■ WHAT YOU HAVE TO DO
Drop every picture and give the entries back exactly.

☆ ☆ ☆ ☆

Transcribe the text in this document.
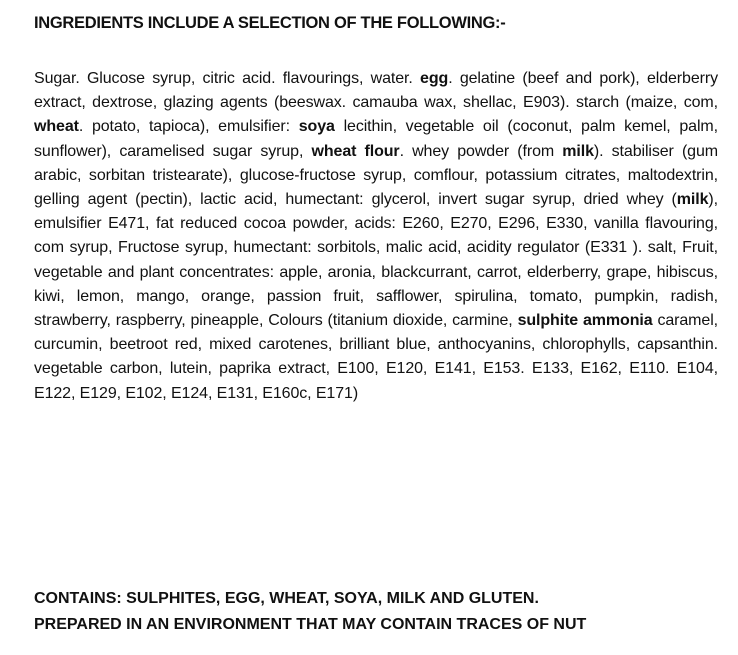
INGREDIENTS INCLUDE A SELECTION OF THE FOLLOWING:-
Sugar. Glucose syrup, citric acid. flavourings, water. egg. gelatine (beef and pork), elderberry extract, dextrose, glazing agents (beeswax. camauba wax, shellac, E903). starch (maize, com, wheat. potato, tapioca), emulsifier: soya lecithin, vegetable oil (coconut, palm kemel, palm, sunflower), caramelised sugar syrup, wheat flour. whey powder (from milk). stabiliser (gum arabic, sorbitan tristearate), glucose-fructose syrup, comflour, potassium citrates, maltodextrin, gelling agent (pectin), lactic acid, humectant: glycerol, invert sugar syrup, dried whey (milk), emulsifier E471, fat reduced cocoa powder, acids: E260, E270, E296, E330, vanilla flavouring, com syrup, Fructose syrup, humectant: sorbitols, malic acid, acidity regulator (E331 ). salt, Fruit, vegetable and plant concentrates: apple, aronia, blackcurrant, carrot, elderberry, grape, hibiscus, kiwi, lemon, mango, orange, passion fruit, safflower, spirulina, tomato, pumpkin, radish, strawberry, raspberry, pineapple, Colours (titanium dioxide, carmine, sulphite ammonia caramel, curcumin, beetroot red, mixed carotenes, brilliant blue, anthocyanins, chlorophylls, capsanthin. vegetable carbon, lutein, paprika extract, E100, E120, E141, E153. E133, E162, E110. E104, E122, E129, E102, E124, E131, E160c, E171)
CONTAINS: SULPHITES, EGG, WHEAT, SOYA, MILK AND GLUTEN.
PREPARED IN AN ENVIRONMENT THAT MAY CONTAIN TRACES OF NUT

☆ ☆ ☆ ☆

■ REPLY
Transcribe the text in this document.
INGREDIENTS INCLUDE A SELECTION OF THE FOLLOWING:-
Sugar. Glucose syrup, citric acid. flavourings, water. egg. gelatine (beef and pork), elderberry extract, dextrose, glazing agents (beeswax. camauba wax, shellac, E903). starch (maize, com, wheat. potato, tapioca), emulsifier: soya lecithin, vegetable oil (coconut, palm kemel, palm, sunflower), caramelised sugar syrup, wheat flour. whey powder (from milk). stabiliser (gum arabic, sorbitan tristearate), glucose-fructose syrup, comflour, potassium citrates, maltodextrin, gelling agent (pectin), lactic acid, humectant: glycerol, invert sugar syrup, dried whey (milk), emulsifier E471, fat reduced cocoa powder, acids: E260, E270, E296, E330, vanilla flavouring, com syrup, Fructose syrup, humectant: sorbitols, malic acid, acidity regulator (E331 ). salt, Fruit, vegetable and plant concentrates: apple, aronia, blackcurrant, carrot, elderberry, grape, hibiscus, kiwi, lemon, mango, orange, passion fruit, safflower, spirulina, tomato, pumpkin, radish, strawberry, raspberry, pineapple, Colours (titanium dioxide, carmine, sulphite ammonia caramel, curcumin, beetroot red, mixed carotenes, brilliant blue, anthocyanins, chlorophylls, capsanthin. vegetable carbon, lutein, paprika extract, E100, E120, E141, E153. E133, E162, E110. E104, E122, E129, E102, E124, E131, E160c, E171)
CONTAINS: SULPHITES, EGG, WHEAT, SOYA, MILK AND GLUTEN.
PREPARED IN AN ENVIRONMENT THAT MAY CONTAIN TRACES OF NUT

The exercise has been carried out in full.